* _EXERCISE_:
Below are some records. Copy every line in them that holds "Click".

* _DATA SECTION_:
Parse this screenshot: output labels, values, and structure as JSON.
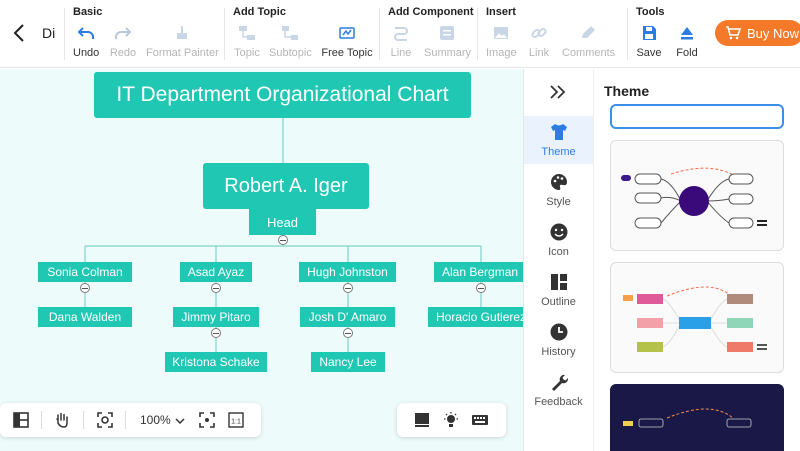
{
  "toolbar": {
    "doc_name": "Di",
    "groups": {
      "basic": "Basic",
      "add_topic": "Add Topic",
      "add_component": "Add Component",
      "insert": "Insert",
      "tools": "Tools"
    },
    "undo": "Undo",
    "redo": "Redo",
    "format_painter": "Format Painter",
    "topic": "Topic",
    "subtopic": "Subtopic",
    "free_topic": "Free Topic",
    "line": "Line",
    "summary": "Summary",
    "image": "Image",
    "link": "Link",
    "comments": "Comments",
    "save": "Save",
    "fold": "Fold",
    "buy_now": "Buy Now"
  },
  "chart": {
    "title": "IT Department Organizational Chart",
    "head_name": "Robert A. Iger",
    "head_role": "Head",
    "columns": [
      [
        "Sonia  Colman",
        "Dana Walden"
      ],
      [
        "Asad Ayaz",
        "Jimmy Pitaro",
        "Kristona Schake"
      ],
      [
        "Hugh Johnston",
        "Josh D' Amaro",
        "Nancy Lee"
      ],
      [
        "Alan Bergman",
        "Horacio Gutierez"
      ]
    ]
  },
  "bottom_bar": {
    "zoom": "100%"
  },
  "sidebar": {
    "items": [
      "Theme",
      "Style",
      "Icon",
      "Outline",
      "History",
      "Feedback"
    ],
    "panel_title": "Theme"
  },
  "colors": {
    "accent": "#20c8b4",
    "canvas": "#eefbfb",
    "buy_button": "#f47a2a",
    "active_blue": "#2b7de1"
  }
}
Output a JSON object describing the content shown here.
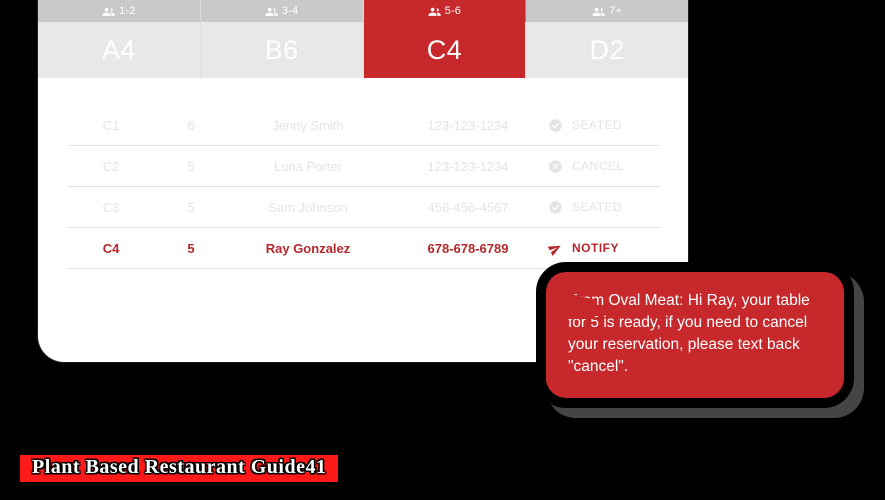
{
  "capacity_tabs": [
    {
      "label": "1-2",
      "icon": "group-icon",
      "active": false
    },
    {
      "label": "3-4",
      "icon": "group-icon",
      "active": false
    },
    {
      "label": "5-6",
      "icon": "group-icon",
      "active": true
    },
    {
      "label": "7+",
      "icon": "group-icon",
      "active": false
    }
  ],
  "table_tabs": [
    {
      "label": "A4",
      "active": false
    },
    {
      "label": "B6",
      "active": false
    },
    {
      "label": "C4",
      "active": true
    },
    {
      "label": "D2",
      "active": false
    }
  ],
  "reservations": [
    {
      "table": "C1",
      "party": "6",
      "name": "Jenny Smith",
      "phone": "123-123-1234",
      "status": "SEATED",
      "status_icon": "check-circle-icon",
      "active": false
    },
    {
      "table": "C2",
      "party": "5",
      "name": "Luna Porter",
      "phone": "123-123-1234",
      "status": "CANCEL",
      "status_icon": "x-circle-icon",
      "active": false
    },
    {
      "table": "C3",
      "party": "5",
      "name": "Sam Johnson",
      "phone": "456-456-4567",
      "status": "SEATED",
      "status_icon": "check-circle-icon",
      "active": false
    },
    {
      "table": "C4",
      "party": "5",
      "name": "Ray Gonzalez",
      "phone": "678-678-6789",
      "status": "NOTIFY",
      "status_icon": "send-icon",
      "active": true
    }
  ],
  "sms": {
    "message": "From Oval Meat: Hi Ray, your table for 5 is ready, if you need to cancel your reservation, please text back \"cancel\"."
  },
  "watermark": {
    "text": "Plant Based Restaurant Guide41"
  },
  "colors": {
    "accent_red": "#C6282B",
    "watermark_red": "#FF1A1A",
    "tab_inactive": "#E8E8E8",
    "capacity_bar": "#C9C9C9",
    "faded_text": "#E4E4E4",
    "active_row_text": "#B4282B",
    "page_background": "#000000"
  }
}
---
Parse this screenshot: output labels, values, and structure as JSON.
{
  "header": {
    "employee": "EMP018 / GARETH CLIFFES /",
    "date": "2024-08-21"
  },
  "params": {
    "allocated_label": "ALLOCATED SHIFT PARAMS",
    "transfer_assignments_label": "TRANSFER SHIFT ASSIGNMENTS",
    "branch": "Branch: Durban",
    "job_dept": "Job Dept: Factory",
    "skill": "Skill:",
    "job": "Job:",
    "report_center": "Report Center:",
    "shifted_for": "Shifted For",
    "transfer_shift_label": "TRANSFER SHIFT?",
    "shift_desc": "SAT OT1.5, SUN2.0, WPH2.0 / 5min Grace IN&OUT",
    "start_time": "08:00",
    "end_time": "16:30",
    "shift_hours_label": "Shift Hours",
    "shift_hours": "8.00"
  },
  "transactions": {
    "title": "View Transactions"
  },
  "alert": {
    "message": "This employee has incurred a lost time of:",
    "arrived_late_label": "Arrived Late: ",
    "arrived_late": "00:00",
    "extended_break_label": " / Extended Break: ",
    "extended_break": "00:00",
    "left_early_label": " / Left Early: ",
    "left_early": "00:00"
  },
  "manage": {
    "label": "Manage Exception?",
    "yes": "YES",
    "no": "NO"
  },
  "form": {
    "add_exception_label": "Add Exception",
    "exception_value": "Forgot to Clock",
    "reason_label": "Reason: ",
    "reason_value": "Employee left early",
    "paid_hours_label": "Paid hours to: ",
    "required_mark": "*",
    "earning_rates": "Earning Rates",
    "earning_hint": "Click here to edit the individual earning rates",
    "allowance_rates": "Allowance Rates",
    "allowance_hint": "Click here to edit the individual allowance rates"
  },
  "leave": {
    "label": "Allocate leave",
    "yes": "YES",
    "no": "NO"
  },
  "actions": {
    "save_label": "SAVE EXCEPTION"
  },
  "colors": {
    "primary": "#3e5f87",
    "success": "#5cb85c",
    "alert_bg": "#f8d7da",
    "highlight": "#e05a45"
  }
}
--
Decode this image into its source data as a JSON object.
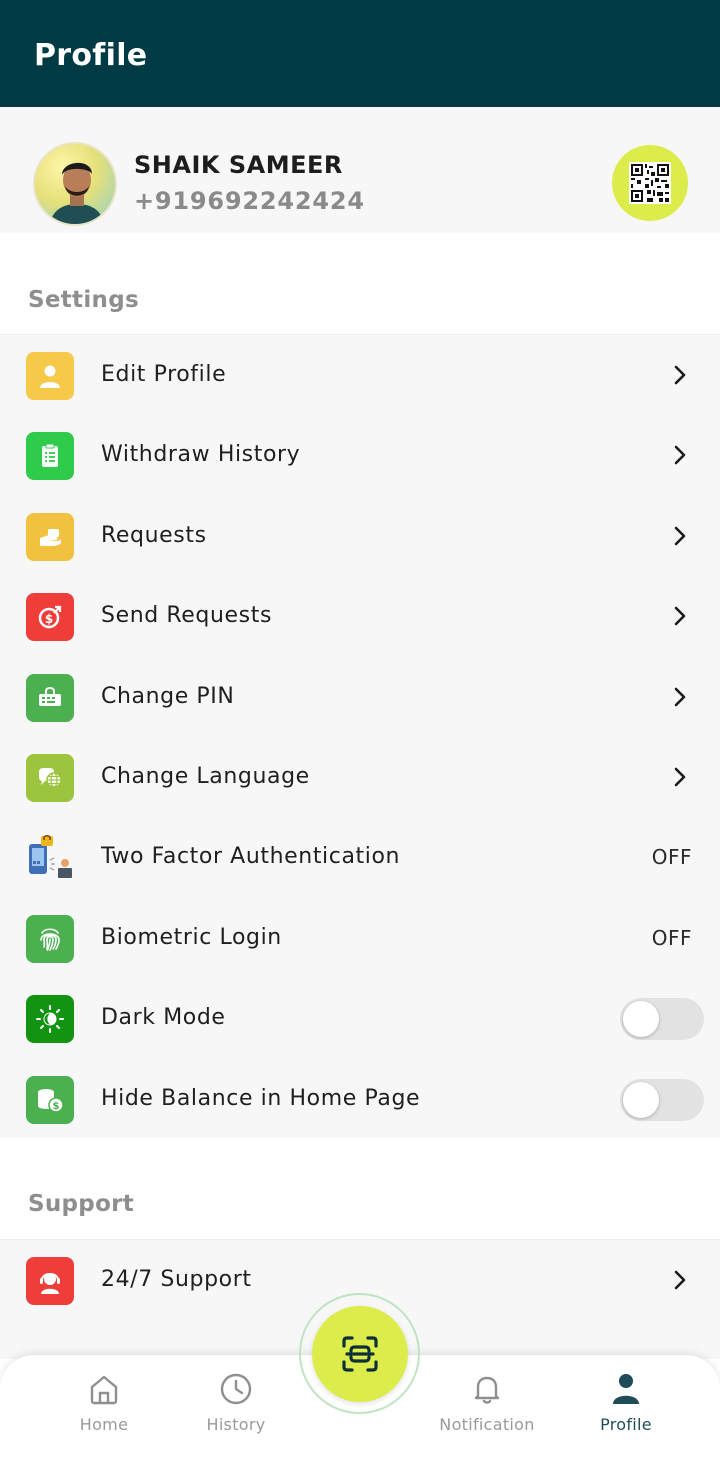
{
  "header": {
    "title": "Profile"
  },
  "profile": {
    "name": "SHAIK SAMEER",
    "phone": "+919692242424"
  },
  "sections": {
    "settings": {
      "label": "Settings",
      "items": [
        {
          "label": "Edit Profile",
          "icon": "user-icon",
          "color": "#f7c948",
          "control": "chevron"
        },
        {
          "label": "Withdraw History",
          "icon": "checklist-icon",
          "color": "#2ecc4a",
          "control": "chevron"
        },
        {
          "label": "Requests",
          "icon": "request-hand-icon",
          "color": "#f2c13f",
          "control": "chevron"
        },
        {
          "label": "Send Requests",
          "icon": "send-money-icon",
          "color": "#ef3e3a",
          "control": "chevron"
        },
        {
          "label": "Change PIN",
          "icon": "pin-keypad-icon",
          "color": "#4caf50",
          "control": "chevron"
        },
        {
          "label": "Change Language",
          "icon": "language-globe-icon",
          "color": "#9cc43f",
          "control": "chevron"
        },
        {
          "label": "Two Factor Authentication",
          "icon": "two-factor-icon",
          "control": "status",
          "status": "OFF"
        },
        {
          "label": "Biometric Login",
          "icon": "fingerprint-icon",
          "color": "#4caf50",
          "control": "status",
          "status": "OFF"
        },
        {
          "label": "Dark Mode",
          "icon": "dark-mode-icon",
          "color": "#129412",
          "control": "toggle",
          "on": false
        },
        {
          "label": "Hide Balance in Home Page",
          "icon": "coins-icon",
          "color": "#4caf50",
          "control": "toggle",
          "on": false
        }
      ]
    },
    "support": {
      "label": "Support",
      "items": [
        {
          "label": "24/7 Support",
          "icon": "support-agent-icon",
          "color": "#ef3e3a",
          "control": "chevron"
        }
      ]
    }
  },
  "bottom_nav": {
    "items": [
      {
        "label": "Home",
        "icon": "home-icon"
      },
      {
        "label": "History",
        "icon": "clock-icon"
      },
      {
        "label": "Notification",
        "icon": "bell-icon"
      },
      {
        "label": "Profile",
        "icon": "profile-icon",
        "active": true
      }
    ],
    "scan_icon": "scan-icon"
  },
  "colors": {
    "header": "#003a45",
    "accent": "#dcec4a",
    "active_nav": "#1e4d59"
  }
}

* _THE REPLY_:
    "earning_hint": "Click here to edit the individual earning rates",
    "allowance_hint": "Click here to edit the individual allowance rates"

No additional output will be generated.